● What the exercise asks: Quote the lines word for word, starting with the first line and stopping after the line that contains "density-law-title-end: μεταβολῆς τῆς".

▬▬▬▬▬▬

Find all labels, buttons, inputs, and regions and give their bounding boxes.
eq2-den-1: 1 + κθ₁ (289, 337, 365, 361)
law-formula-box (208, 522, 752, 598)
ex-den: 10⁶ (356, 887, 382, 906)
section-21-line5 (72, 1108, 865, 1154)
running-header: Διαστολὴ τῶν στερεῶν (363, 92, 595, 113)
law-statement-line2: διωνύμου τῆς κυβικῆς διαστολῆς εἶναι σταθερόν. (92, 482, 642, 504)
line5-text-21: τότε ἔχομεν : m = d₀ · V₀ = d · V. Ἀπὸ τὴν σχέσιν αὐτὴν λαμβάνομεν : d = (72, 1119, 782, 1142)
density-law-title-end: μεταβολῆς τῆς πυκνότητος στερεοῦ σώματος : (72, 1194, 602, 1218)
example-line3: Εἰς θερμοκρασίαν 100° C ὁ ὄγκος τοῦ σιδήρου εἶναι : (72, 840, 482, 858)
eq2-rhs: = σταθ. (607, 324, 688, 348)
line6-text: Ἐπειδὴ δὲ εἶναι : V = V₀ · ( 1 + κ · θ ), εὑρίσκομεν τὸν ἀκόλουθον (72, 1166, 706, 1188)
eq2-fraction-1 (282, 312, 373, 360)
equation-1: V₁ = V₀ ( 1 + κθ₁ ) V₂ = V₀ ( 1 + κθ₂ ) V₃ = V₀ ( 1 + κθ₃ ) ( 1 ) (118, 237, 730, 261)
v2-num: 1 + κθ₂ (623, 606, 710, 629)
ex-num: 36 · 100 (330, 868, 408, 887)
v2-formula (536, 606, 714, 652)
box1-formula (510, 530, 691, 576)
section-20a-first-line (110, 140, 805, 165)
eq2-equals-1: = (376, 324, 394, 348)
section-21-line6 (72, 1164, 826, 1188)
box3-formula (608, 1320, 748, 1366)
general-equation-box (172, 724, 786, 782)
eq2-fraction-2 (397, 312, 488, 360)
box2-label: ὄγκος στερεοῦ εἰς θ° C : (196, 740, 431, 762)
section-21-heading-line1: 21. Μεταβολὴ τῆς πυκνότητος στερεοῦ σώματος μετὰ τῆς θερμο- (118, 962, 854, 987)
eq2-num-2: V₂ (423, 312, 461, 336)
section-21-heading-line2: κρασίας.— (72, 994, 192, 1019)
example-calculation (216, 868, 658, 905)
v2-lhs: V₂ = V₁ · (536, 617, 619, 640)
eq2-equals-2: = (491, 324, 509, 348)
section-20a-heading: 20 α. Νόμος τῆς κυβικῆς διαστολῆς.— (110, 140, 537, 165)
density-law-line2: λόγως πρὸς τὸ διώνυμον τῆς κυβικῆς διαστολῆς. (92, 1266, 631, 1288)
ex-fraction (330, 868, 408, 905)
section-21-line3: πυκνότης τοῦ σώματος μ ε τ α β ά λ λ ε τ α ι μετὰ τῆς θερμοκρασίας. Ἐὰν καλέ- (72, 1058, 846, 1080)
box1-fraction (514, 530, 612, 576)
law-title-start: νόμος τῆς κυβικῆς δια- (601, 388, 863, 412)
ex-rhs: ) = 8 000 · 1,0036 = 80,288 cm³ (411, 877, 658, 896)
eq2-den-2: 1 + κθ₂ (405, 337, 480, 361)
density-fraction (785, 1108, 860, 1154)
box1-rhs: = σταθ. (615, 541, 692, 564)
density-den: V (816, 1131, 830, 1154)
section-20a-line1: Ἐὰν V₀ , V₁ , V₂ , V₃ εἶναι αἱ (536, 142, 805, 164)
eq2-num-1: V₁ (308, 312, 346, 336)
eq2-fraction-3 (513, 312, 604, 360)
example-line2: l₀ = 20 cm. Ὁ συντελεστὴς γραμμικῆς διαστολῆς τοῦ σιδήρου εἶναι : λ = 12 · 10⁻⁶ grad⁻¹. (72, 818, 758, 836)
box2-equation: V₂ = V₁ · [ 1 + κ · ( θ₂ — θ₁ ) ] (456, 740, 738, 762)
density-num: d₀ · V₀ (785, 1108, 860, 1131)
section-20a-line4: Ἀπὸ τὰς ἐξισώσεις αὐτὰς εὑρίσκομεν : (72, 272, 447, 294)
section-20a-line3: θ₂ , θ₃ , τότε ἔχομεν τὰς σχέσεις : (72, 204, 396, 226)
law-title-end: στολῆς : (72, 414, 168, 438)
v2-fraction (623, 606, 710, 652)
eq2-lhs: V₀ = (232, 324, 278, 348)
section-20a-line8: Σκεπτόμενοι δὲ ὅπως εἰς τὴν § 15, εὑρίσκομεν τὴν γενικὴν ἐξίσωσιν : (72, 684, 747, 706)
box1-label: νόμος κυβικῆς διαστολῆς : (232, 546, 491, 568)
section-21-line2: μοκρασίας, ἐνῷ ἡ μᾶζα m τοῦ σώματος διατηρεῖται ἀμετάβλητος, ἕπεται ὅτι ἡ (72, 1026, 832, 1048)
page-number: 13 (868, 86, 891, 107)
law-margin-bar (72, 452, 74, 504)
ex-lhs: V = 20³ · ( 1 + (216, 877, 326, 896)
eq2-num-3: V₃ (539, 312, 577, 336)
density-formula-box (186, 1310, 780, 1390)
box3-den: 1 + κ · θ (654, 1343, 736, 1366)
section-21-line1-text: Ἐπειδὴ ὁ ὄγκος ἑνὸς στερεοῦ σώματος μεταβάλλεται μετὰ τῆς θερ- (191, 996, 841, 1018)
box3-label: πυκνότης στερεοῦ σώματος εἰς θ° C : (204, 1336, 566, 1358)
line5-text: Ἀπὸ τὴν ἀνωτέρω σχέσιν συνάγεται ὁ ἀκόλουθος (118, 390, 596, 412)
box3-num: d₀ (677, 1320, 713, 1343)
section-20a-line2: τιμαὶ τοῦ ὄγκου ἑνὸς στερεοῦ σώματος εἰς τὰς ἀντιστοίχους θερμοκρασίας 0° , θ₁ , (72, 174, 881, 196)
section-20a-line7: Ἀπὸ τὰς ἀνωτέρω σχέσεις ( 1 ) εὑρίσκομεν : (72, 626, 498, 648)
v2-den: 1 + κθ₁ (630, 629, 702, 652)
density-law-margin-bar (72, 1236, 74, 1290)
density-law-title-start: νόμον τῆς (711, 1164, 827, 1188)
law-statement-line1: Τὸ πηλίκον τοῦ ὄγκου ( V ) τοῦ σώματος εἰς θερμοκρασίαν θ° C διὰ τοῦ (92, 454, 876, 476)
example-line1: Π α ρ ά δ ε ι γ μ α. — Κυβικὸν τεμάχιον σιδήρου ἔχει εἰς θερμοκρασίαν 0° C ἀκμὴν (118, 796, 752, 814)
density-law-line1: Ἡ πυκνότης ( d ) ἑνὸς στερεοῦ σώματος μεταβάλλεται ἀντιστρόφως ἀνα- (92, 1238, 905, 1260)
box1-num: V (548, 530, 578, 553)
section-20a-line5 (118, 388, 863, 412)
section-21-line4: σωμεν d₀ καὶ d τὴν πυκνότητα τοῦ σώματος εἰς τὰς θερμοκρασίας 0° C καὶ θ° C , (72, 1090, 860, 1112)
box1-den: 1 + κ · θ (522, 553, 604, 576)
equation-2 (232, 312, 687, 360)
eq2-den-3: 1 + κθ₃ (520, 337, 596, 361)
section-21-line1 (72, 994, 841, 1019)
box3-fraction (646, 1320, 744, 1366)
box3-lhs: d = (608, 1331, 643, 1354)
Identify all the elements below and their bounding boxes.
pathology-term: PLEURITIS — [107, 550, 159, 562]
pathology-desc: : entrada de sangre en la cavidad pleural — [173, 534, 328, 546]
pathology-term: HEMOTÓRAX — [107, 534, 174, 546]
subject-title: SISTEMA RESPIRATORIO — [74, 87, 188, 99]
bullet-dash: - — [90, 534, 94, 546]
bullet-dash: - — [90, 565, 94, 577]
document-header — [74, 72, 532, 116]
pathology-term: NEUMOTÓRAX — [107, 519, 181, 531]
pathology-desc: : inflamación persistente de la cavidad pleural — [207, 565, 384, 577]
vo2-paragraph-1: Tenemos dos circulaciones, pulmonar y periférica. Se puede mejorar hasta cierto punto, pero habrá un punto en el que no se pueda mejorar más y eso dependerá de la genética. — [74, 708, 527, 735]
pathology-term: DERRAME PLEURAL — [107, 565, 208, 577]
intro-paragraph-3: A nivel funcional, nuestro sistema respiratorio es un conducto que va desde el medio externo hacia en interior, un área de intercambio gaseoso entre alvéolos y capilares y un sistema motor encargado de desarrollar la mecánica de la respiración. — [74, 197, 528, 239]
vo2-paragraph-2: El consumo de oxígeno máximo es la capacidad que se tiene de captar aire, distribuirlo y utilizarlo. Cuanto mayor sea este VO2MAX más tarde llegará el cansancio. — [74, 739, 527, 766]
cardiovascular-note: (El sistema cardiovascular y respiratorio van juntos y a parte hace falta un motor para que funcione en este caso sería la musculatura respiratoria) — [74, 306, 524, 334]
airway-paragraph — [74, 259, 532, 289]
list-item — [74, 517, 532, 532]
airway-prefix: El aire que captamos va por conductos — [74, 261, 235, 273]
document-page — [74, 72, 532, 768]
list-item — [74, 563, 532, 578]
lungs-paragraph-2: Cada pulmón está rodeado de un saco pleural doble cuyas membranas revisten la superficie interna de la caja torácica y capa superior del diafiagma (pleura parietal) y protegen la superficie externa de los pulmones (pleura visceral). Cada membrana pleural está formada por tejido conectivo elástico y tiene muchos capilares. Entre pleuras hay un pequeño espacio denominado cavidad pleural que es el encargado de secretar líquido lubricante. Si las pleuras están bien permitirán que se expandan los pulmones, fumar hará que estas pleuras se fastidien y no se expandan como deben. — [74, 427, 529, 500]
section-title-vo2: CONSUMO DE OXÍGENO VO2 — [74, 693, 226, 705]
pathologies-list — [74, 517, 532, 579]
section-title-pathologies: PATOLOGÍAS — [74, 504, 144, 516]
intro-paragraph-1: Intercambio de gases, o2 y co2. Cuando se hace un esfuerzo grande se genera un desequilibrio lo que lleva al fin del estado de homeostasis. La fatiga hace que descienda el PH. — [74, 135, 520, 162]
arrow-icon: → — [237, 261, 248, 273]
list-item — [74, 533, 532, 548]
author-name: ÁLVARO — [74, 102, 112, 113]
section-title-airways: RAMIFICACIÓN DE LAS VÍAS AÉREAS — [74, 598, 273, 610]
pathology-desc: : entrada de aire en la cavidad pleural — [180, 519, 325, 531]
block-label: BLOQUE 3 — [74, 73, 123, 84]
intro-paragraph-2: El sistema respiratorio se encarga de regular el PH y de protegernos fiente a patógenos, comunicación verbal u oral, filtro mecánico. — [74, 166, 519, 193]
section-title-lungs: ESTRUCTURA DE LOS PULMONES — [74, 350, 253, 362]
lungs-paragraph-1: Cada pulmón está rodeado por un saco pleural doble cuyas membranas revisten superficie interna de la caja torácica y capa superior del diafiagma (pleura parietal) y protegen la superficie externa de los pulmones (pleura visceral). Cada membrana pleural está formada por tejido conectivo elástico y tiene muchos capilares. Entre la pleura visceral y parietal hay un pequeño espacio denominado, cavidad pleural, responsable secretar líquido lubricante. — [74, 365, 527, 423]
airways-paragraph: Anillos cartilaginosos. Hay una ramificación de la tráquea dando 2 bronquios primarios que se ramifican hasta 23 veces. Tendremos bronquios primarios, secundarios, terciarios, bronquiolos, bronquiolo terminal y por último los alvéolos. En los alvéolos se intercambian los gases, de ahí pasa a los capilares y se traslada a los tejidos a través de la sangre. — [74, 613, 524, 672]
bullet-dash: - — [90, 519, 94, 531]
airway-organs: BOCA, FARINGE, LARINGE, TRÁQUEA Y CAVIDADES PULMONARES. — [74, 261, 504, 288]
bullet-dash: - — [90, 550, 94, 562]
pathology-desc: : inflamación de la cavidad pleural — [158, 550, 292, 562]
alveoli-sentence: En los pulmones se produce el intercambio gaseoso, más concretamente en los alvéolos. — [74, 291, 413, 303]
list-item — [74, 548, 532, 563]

▬▬▬▬▬▬

● Written answer:
Find all labels, buttons, inputs, and regions and give their bounding boxes.
eq2-den-1: 1 + κθ₁ (289, 337, 365, 361)
law-formula-box (208, 522, 752, 598)
ex-den: 10⁶ (356, 887, 382, 906)
section-21-line5 (72, 1108, 865, 1154)
running-header: Διαστολὴ τῶν στερεῶν (363, 92, 595, 113)
law-statement-line2: διωνύμου τῆς κυβικῆς διαστολῆς εἶναι σταθερόν. (92, 482, 642, 504)
line5-text-21: τότε ἔχομεν : m = d₀ · V₀ = d · V. Ἀπὸ τὴν σχέσιν αὐτὴν λαμβάνομεν : d = (72, 1119, 782, 1142)
density-law-title-end: μεταβολῆς τῆς πυκνότητος στερεοῦ σώματος : (72, 1194, 602, 1218)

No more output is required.